** Opgaven **
1. Beantwoord drie vragen over de tekst over de overval:
(a) Wie is volgens de verklaring van verdachte vaste gebruiker van het genoemde telefoonnummer?
(b) Op welke datum vond het genoemde telefoongesprek plaats?
(c) Waarover wordt in dat telefoongesprek gesproken?
2. Schrijf de tekst over de overval verder vanaf de laatste zin.

Verdachte heeft verklaard dat zijn broer vaste gebruiker is van het nummer [telefoonnummer 2] en dat hij naar zijn weten dit nummer zelf slechts een keer heeft gebruikt. De naam en nadere kenmerken van de stem van deze broer zijn onbekend gebleven.
Hoewel het dossier aldus aanwijzingen bevat voor een bepaalde betrokkenheid van verdachte bij de overval, ontbreekt voor een strafbare betrokkenheid als thans ten laste gelegd het wettig en overtuigend bewijs.
Uit de enkele omstandigheid dat tijdens een telefoongesprek op 29 oktober 2010 tussen medeverdachte [medeverdachte 2] en een zekere [A.] gesproken wordt over de verdeling van geld, kan niet zonder meer volgen dat verdachte de overval op juwelierszaak [naam juwelier] heeft gepleegd. Nu het dossier voor het overige daartoe geen redengevende, concrete feiten en omstandigheden bevat en vermoedens, aanwijzingen en hypotheses niet voldoende zijn om tot een bewezenverklaring te kunnen komen, moet verdachte van het hem laste gelegde feit 1 worden vrijgesproken.

** Gegevensfragmenten **

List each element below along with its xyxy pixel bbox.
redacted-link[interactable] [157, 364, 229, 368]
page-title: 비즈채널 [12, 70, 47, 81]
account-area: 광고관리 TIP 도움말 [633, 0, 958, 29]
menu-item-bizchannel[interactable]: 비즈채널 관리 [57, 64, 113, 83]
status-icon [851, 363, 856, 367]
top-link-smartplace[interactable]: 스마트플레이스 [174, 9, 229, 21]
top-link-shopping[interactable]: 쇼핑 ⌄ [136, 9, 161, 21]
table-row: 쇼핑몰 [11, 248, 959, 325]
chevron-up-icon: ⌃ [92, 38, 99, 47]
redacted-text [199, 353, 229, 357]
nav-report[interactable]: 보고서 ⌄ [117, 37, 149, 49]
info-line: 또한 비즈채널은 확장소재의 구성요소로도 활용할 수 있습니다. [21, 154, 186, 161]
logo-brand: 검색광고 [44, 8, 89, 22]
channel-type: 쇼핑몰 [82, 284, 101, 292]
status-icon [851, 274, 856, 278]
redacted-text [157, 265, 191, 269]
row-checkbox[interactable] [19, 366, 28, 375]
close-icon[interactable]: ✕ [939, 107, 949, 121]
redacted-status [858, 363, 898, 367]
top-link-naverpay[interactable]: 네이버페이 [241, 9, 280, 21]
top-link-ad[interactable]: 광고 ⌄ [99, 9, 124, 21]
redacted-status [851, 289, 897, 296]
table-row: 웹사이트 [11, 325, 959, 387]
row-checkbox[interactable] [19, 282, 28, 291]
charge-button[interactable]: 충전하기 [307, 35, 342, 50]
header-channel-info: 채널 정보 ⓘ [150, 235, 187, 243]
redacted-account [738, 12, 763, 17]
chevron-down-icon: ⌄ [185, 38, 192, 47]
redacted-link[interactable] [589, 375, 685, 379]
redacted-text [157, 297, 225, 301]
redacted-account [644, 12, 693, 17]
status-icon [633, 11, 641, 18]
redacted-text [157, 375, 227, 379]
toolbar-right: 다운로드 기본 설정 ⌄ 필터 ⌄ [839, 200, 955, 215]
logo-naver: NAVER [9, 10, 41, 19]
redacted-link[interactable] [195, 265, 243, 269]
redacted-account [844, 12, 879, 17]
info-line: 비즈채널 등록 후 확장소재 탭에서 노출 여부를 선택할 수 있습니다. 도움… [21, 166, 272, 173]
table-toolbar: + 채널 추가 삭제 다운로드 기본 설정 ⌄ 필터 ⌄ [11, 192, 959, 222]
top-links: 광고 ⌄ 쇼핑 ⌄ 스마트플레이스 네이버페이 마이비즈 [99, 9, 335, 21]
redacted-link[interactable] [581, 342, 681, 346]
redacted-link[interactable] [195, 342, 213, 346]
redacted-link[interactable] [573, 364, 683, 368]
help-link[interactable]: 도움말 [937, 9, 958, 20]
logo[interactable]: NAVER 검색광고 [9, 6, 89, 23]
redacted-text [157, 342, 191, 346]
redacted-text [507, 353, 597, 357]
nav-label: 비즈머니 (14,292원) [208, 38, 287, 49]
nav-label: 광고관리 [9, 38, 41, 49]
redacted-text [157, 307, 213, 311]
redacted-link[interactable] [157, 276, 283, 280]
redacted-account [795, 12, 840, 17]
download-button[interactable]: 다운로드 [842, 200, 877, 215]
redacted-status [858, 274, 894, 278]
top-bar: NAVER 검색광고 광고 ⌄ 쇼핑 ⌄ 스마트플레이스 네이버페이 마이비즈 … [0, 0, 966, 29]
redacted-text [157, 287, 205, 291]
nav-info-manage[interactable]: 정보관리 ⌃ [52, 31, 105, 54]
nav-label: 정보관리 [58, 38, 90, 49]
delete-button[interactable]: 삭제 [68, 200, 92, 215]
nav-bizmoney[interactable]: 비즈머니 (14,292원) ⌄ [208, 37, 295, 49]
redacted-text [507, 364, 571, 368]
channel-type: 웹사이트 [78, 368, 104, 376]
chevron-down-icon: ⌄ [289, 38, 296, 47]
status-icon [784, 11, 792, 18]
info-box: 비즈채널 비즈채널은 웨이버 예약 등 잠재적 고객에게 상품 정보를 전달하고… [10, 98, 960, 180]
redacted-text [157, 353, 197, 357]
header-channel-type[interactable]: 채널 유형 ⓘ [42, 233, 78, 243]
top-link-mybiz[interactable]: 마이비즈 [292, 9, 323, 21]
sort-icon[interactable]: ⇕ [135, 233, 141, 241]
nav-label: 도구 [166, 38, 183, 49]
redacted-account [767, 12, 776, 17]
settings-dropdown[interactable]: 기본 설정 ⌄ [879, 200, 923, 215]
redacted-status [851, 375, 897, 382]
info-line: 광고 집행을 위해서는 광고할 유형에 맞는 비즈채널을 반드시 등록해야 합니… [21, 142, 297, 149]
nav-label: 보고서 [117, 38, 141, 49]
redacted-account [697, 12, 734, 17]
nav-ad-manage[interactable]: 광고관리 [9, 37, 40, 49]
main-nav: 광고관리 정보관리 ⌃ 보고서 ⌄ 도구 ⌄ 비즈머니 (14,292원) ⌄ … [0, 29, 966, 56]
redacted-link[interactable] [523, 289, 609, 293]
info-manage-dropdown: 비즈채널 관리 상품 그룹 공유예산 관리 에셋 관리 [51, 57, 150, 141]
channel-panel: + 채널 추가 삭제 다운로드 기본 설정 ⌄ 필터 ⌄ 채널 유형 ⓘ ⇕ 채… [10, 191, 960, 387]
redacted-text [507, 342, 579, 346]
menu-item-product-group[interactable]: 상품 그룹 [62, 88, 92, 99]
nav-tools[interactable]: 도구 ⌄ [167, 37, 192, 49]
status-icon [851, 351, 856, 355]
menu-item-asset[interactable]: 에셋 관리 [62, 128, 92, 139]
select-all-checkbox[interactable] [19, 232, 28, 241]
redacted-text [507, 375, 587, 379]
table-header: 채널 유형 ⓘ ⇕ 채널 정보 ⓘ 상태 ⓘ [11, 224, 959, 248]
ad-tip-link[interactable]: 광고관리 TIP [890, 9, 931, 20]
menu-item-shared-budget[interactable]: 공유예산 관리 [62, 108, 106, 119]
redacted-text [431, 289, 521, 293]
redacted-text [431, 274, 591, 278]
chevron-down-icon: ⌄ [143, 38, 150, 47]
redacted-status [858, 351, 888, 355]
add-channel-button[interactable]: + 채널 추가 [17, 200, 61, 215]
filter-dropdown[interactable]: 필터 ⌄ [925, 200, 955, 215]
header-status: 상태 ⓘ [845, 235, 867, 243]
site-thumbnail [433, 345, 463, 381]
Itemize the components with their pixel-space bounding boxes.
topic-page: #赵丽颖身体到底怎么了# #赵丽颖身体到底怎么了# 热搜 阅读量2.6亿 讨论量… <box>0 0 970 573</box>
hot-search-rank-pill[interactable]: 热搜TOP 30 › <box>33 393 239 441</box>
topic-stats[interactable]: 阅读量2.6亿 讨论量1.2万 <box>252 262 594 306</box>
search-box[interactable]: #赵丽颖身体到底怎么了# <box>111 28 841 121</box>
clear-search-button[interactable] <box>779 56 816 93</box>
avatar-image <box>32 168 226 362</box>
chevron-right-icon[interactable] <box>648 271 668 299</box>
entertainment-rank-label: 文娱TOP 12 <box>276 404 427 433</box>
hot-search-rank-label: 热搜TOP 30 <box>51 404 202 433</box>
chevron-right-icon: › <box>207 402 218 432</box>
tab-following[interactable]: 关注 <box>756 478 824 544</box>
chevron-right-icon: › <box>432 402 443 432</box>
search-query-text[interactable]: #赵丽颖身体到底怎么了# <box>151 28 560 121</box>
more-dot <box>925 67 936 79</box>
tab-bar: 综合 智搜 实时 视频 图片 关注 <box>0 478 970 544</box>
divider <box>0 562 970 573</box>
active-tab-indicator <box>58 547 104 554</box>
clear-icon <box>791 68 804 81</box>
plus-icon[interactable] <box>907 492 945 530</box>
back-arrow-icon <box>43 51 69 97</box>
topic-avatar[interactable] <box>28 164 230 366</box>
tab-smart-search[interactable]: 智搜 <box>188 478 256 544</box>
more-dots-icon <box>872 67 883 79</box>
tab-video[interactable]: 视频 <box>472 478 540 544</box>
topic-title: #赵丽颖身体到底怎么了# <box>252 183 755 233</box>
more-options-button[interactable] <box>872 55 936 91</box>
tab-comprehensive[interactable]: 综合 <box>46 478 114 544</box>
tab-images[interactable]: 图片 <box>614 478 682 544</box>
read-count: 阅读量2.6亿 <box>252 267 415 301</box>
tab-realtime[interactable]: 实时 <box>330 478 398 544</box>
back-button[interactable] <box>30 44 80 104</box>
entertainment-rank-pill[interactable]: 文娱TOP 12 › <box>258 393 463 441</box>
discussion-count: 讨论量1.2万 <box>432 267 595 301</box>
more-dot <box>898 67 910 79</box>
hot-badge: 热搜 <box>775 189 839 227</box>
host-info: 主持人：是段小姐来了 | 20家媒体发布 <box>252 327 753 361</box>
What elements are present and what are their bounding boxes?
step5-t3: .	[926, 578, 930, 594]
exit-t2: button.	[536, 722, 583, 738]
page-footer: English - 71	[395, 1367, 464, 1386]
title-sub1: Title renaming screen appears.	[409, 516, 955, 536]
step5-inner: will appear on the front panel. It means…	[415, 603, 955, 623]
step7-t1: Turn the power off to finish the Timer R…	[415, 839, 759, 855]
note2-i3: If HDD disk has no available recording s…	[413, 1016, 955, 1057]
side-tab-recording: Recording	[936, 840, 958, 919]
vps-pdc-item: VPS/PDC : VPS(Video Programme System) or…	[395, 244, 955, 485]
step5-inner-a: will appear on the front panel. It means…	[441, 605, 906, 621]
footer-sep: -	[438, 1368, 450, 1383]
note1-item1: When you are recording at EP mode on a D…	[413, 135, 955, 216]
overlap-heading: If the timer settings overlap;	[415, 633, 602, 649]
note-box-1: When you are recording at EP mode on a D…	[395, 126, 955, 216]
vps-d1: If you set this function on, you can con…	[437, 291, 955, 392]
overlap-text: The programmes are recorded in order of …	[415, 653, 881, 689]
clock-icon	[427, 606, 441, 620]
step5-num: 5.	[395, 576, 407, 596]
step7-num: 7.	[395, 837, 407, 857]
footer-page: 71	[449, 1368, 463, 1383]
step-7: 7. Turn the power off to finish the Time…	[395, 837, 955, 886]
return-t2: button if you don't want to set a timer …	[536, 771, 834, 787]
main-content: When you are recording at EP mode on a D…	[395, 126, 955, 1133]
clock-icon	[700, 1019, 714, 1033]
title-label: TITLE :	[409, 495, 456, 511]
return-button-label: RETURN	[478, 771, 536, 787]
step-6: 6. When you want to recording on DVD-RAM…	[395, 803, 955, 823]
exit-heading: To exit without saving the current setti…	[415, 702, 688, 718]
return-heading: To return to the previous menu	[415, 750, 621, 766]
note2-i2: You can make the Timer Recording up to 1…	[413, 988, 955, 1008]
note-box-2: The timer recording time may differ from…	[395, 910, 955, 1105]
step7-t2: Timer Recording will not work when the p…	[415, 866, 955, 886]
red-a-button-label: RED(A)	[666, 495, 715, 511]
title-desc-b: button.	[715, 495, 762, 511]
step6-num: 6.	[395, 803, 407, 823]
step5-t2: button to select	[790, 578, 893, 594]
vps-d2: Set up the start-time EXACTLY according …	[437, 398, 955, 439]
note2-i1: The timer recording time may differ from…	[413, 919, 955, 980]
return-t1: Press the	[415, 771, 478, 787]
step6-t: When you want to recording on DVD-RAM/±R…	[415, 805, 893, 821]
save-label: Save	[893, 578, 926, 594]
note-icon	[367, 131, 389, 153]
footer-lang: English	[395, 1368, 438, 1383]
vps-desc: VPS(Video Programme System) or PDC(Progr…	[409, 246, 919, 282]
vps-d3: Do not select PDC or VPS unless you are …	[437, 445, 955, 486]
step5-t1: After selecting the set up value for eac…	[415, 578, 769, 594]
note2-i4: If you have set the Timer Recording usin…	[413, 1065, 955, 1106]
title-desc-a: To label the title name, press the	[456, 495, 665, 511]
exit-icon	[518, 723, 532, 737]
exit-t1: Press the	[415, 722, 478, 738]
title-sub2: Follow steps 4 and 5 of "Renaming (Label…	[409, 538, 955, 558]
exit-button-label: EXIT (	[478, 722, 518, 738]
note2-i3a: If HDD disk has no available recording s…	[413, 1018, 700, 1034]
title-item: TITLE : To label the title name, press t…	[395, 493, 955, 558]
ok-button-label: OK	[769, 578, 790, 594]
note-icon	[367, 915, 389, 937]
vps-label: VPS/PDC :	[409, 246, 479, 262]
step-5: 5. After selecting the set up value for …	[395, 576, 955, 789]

** Antwoorden **
1.
(a) De broer van verdachte.
(b) Op 29 oktober 2010.
(c) Over de verdeling van geld.

2.
Ten aanzien van feit 2:
Naar het oordeel van de rechtbank is evenmin bewezen hetgeen verdachte onder feit 2 ten laste is gelegd. Verdachte moet ook daarvan worden vrijgesproken.
De rechtbank overweegt hiertoe het volgende.
Aan verdachte wordt - kort gezegd - verweten dat hij tezamen met anderen op 8 maart 2008 [slachtoffer 6] in zijn winkel te Amsterdam heeft overvallen.
Na de overval op de levensmiddelenwinkel van [slachtoffer 6] is achter de toonbank een zwarte bivakmuts aangetroffen, die volgens deze [slachtoffer 6] afkomstig was van één van de overvallers. Van de bivakmuts is een DNA-spoor bemonsterd waaruit een DNA-profiel is verkregen van een (onbekende) man. Daarnaast zijn in dit DNA-profiel elf additionele, zwak aanwezige DNA-kenmerken zichtbaar die kunnen duiden op de aanwezigheid van een relatief zeer geringe hoeveelheid celmateriaal van minimaal één andere persoon. Deze zwak aanwezige DNA-kenmerken zijn vooralsnog niet onderzocht op reproduceerbaarheid en zijn daarom niet geschikt om te betrekken bij een vergelijkend DNA-onderzoek.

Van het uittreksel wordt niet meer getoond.